**GOAL:**
Repeat all of the data precisely.

**LISTED RECORDS:**
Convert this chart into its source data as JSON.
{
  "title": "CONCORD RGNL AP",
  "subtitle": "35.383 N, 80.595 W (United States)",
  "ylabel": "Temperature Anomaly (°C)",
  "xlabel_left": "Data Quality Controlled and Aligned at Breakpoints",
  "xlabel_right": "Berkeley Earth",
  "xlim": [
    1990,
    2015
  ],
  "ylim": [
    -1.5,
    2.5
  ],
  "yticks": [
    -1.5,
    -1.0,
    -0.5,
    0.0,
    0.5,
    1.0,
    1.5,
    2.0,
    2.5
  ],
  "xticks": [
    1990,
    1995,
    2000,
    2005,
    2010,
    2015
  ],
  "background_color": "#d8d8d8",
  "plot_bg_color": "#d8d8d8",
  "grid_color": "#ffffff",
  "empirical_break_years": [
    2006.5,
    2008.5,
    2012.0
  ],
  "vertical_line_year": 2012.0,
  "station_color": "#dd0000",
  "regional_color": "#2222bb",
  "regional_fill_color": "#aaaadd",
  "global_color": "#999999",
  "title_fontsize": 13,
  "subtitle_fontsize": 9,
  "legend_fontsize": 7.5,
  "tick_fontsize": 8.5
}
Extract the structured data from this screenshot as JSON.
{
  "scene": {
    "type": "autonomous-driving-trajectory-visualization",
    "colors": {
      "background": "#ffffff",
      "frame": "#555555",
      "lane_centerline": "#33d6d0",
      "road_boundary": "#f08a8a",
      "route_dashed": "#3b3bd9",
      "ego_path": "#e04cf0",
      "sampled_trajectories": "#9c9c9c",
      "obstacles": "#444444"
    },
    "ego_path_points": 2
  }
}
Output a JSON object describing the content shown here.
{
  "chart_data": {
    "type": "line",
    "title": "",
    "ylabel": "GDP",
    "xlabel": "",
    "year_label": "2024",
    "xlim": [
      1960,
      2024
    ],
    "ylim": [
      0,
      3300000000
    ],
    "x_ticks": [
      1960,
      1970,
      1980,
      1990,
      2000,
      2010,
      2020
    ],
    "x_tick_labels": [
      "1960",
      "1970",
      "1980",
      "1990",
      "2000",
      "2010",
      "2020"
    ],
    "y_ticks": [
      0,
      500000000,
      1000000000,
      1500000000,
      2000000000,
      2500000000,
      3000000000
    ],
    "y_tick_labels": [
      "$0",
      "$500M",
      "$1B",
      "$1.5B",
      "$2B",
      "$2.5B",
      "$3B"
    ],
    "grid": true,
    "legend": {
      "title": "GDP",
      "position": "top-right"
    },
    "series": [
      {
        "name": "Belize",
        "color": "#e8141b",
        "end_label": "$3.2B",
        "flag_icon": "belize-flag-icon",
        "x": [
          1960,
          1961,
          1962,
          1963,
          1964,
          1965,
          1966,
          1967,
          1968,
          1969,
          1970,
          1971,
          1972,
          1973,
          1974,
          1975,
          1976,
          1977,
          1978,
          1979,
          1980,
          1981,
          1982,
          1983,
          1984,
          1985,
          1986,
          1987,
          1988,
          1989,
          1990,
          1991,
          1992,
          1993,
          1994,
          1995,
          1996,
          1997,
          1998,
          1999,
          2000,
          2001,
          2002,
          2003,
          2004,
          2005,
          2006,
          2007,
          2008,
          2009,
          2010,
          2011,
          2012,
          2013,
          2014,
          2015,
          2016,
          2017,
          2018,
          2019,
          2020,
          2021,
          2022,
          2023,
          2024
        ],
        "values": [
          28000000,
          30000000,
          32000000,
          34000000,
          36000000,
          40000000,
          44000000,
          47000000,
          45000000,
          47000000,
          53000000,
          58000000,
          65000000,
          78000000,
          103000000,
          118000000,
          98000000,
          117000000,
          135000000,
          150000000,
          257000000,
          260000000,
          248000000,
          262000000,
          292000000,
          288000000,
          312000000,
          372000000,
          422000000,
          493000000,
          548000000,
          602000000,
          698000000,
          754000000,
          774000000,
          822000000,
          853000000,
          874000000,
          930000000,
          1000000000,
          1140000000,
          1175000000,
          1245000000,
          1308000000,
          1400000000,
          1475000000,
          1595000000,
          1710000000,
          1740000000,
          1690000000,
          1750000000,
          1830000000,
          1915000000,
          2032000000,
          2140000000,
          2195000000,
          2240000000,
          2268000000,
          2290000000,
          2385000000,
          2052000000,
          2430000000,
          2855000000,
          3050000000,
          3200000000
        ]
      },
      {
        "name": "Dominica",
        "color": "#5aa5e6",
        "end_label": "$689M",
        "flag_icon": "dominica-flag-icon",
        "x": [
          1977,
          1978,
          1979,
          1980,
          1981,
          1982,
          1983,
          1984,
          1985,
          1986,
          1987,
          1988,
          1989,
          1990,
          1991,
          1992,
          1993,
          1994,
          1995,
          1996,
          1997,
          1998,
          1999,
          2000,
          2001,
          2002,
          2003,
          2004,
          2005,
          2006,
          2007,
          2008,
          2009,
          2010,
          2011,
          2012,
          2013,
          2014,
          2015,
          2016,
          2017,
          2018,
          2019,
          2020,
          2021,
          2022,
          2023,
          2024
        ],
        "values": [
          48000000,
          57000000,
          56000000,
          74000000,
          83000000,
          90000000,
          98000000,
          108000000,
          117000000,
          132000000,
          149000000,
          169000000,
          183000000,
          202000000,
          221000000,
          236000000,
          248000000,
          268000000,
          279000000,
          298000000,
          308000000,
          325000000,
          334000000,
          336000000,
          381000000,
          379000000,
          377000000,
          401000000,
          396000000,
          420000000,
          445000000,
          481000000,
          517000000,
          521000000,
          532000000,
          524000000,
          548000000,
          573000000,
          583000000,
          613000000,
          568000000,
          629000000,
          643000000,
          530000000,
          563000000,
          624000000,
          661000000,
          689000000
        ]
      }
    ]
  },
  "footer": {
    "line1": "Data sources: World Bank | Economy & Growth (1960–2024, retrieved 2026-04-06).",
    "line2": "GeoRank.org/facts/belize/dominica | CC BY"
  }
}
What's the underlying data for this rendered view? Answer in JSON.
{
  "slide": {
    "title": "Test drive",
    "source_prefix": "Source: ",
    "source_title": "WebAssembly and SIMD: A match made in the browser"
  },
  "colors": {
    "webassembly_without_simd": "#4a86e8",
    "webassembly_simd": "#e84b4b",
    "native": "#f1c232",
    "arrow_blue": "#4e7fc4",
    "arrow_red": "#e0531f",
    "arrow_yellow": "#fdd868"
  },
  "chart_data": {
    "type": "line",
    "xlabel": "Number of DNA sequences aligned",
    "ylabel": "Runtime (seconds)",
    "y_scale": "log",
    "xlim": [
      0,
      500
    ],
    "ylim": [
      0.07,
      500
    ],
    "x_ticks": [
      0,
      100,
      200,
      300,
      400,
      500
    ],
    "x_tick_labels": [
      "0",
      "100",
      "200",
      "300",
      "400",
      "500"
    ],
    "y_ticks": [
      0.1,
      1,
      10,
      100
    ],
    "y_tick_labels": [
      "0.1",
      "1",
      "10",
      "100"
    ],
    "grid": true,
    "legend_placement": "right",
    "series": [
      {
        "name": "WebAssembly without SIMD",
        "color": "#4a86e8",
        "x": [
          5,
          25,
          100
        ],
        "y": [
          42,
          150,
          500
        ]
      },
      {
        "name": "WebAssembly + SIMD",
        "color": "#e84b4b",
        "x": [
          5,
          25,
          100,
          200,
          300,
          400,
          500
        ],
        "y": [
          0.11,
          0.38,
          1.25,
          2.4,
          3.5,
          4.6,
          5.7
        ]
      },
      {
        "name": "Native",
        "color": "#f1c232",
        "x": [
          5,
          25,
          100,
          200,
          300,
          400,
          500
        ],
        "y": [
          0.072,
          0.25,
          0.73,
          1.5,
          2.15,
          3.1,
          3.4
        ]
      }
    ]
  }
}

**COMPLETE RESPONSE:**
Convert this chart into its source data as JSON.
{
  "title": "CONCORD RGNL AP",
  "subtitle": "35.383 N, 80.595 W (United States)",
  "ylabel": "Temperature Anomaly (°C)",
  "xlabel_left": "Data Quality Controlled and Aligned at Breakpoints",
  "xlabel_right": "Berkeley Earth",
  "xlim": [
    1990,
    2015
  ],
  "ylim": [
    -1.5,
    2.5
  ],
  "yticks": [
    -1.5,
    -1.0,
    -0.5,
    0.0,
    0.5,
    1.0,
    1.5,
    2.0,
    2.5
  ],
  "xticks": [
    1990,
    1995,
    2000,
    2005,
    2010,
    2015
  ],
  "background_color": "#d8d8d8",
  "plot_bg_color": "#d8d8d8",
  "grid_color": "#ffffff",
  "empirical_break_years": [
    2006.5,
    2008.5,
    2012.0
  ],
  "vertical_line_year": 2012.0,
  "station_color": "#dd0000",
  "regional_color": "#2222bb",
  "regional_fill_color": "#aaaadd",
  "global_color": "#999999",
  "title_fontsize": 13,
  "subtitle_fontsize": 9,
  "legend_fontsize": 7.5,
  "tick_fontsize": 8.5
}
Extract the structured data from this screenshot as JSON.
{
  "scene": {
    "type": "autonomous-driving-trajectory-visualization",
    "colors": {
      "background": "#ffffff",
      "frame": "#555555",
      "lane_centerline": "#33d6d0",
      "road_boundary": "#f08a8a",
      "route_dashed": "#3b3bd9",
      "ego_path": "#e04cf0",
      "sampled_trajectories": "#9c9c9c",
      "obstacles": "#444444"
    },
    "ego_path_points": 2
  }
}
Output a JSON object describing the content shown here.
{
  "chart_data": {
    "type": "line",
    "title": "",
    "ylabel": "GDP",
    "xlabel": "",
    "year_label": "2024",
    "xlim": [
      1960,
      2024
    ],
    "ylim": [
      0,
      3300000000
    ],
    "x_ticks": [
      1960,
      1970,
      1980,
      1990,
      2000,
      2010,
      2020
    ],
    "x_tick_labels": [
      "1960",
      "1970",
      "1980",
      "1990",
      "2000",
      "2010",
      "2020"
    ],
    "y_ticks": [
      0,
      500000000,
      1000000000,
      1500000000,
      2000000000,
      2500000000,
      3000000000
    ],
    "y_tick_labels": [
      "$0",
      "$500M",
      "$1B",
      "$1.5B",
      "$2B",
      "$2.5B",
      "$3B"
    ],
    "grid": true,
    "legend": {
      "title": "GDP",
      "position": "top-right"
    },
    "series": [
      {
        "name": "Belize",
        "color": "#e8141b",
        "end_label": "$3.2B",
        "flag_icon": "belize-flag-icon",
        "x": [
          1960,
          1961,
          1962,
          1963,
          1964,
          1965,
          1966,
          1967,
          1968,
          1969,
          1970,
          1971,
          1972,
          1973,
          1974,
          1975,
          1976,
          1977,
          1978,
          1979,
          1980,
          1981,
          1982,
          1983,
          1984,
          1985,
          1986,
          1987,
          1988,
          1989,
          1990,
          1991,
          1992,
          1993,
          1994,
          1995,
          1996,
          1997,
          1998,
          1999,
          2000,
          2001,
          2002,
          2003,
          2004,
          2005,
          2006,
          2007,
          2008,
          2009,
          2010,
          2011,
          2012,
          2013,
          2014,
          2015,
          2016,
          2017,
          2018,
          2019,
          2020,
          2021,
          2022,
          2023,
          2024
        ],
        "values": [
          28000000,
          30000000,
          32000000,
          34000000,
          36000000,
          40000000,
          44000000,
          47000000,
          45000000,
          47000000,
          53000000,
          58000000,
          65000000,
          78000000,
          103000000,
          118000000,
          98000000,
          117000000,
          135000000,
          150000000,
          257000000,
          260000000,
          248000000,
          262000000,
          292000000,
          288000000,
          312000000,
          372000000,
          422000000,
          493000000,
          548000000,
          602000000,
          698000000,
          754000000,
          774000000,
          822000000,
          853000000,
          874000000,
          930000000,
          1000000000,
          1140000000,
          1175000000,
          1245000000,
          1308000000,
          1400000000,
          1475000000,
          1595000000,
          1710000000,
          1740000000,
          1690000000,
          1750000000,
          1830000000,
          1915000000,
          2032000000,
          2140000000,
          2195000000,
          2240000000,
          2268000000,
          2290000000,
          2385000000,
          2052000000,
          2430000000,
          2855000000,
          3050000000,
          3200000000
        ]
      },
      {
        "name": "Dominica",
        "color": "#5aa5e6",
        "end_label": "$689M",
        "flag_icon": "dominica-flag-icon",
        "x": [
          1977,
          1978,
          1979,
          1980,
          1981,
          1982,
          1983,
          1984,
          1985,
          1986,
          1987,
          1988,
          1989,
          1990,
          1991,
          1992,
          1993,
          1994,
          1995,
          1996,
          1997,
          1998,
          1999,
          2000,
          2001,
          2002,
          2003,
          2004,
          2005,
          2006,
          2007,
          2008,
          2009,
          2010,
          2011,
          2012,
          2013,
          2014,
          2015,
          2016,
          2017,
          2018,
          2019,
          2020,
          2021,
          2022,
          2023,
          2024
        ],
        "values": [
          48000000,
          57000000,
          56000000,
          74000000,
          83000000,
          90000000,
          98000000,
          108000000,
          117000000,
          132000000,
          149000000,
          169000000,
          183000000,
          202000000,
          221000000,
          236000000,
          248000000,
          268000000,
          279000000,
          298000000,
          308000000,
          325000000,
          334000000,
          336000000,
          381000000,
          379000000,
          377000000,
          401000000,
          396000000,
          420000000,
          445000000,
          481000000,
          517000000,
          521000000,
          532000000,
          524000000,
          548000000,
          573000000,
          583000000,
          613000000,
          568000000,
          629000000,
          643000000,
          530000000,
          563000000,
          624000000,
          661000000,
          689000000
        ]
      }
    ]
  },
  "footer": {
    "line1": "Data sources: World Bank | Economy & Growth (1960–2024, retrieved 2026-04-06).",
    "line2": "GeoRank.org/facts/belize/dominica | CC BY"
  }
}
What's the underlying data for this rendered view? Answer in JSON.
{
  "slide": {
    "title": "Test drive",
    "source_prefix": "Source: ",
    "source_title": "WebAssembly and SIMD: A match made in the browser"
  },
  "colors": {
    "webassembly_without_simd": "#4a86e8",
    "webassembly_simd": "#e84b4b",
    "native": "#f1c232",
    "arrow_blue": "#4e7fc4",
    "arrow_red": "#e0531f",
    "arrow_yellow": "#fdd868"
  },
  "chart_data": {
    "type": "line",
    "xlabel": "Number of DNA sequences aligned",
    "ylabel": "Runtime (seconds)",
    "y_scale": "log",
    "xlim": [
      0,
      500
    ],
    "ylim": [
      0.07,
      500
    ],
    "x_ticks": [
      0,
      100,
      200,
      300,
      400,
      500
    ],
    "x_tick_labels": [
      "0",
      "100",
      "200",
      "300",
      "400",
      "500"
    ],
    "y_ticks": [
      0.1,
      1,
      10,
      100
    ],
    "y_tick_labels": [
      "0.1",
      "1",
      "10",
      "100"
    ],
    "grid": true,
    "legend_placement": "right",
    "series": [
      {
        "name": "WebAssembly without SIMD",
        "color": "#4a86e8",
        "x": [
          5,
          25,
          100
        ],
        "y": [
          42,
          150,
          500
        ]
      },
      {
        "name": "WebAssembly + SIMD",
        "color": "#e84b4b",
        "x": [
          5,
          25,
          100,
          200,
          300,
          400,
          500
        ],
        "y": [
          0.11,
          0.38,
          1.25,
          2.4,
          3.5,
          4.6,
          5.7
        ]
      },
      {
        "name": "Native",
        "color": "#f1c232",
        "x": [
          5,
          25,
          100,
          200,
          300,
          400,
          500
        ],
        "y": [
          0.072,
          0.25,
          0.73,
          1.5,
          2.15,
          3.1,
          3.4
        ]
      }
    ]
  }
}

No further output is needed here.